Stated problem> Your task is to transcribe all of the records exactly and leave out the pictures.

Data supplied>
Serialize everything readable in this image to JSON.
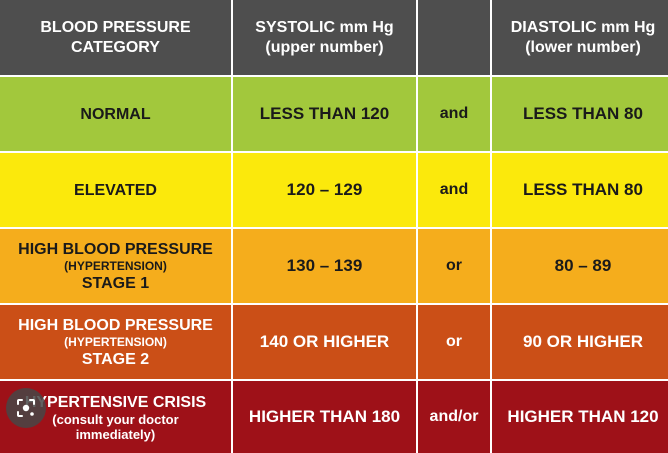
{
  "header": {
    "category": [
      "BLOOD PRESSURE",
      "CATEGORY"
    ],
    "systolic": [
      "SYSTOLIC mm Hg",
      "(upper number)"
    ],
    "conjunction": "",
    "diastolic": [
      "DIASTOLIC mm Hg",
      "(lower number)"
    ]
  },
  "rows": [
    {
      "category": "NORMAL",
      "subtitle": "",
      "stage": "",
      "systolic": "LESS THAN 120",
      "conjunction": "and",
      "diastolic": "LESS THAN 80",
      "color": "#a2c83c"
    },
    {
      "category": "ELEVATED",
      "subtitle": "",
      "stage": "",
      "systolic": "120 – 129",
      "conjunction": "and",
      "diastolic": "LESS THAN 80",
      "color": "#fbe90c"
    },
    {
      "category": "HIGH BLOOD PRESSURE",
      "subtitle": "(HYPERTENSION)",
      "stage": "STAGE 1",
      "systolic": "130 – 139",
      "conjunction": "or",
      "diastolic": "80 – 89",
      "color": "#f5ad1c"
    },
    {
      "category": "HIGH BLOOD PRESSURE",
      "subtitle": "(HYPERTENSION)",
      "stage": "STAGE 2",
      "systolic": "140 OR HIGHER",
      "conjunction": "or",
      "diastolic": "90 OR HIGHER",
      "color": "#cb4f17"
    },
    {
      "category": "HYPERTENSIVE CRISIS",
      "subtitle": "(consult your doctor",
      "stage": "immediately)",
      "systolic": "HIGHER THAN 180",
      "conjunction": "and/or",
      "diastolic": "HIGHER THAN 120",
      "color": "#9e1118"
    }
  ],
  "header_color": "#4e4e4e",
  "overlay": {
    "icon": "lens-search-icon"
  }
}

Correct response>
Serialize everything readable in this image to JSON.
{
  "header": {
    "category": [
      "BLOOD PRESSURE",
      "CATEGORY"
    ],
    "systolic": [
      "SYSTOLIC mm Hg",
      "(upper number)"
    ],
    "conjunction": "",
    "diastolic": [
      "DIASTOLIC mm Hg",
      "(lower number)"
    ]
  },
  "rows": [
    {
      "category": "NORMAL",
      "subtitle": "",
      "stage": "",
      "systolic": "LESS THAN 120",
      "conjunction": "and",
      "diastolic": "LESS THAN 80",
      "color": "#a2c83c"
    },
    {
      "category": "ELEVATED",
      "subtitle": "",
      "stage": "",
      "systolic": "120 – 129",
      "conjunction": "and",
      "diastolic": "LESS THAN 80",
      "color": "#fbe90c"
    },
    {
      "category": "HIGH BLOOD PRESSURE",
      "subtitle": "(HYPERTENSION)",
      "stage": "STAGE 1",
      "systolic": "130 – 139",
      "conjunction": "or",
      "diastolic": "80 – 89",
      "color": "#f5ad1c"
    },
    {
      "category": "HIGH BLOOD PRESSURE",
      "subtitle": "(HYPERTENSION)",
      "stage": "STAGE 2",
      "systolic": "140 OR HIGHER",
      "conjunction": "or",
      "diastolic": "90 OR HIGHER",
      "color": "#cb4f17"
    },
    {
      "category": "HYPERTENSIVE CRISIS",
      "subtitle": "(consult your doctor",
      "stage": "immediately)",
      "systolic": "HIGHER THAN 180",
      "conjunction": "and/or",
      "diastolic": "HIGHER THAN 120",
      "color": "#9e1118"
    }
  ],
  "header_color": "#4e4e4e",
  "overlay": {
    "icon": "lens-search-icon"
  }
}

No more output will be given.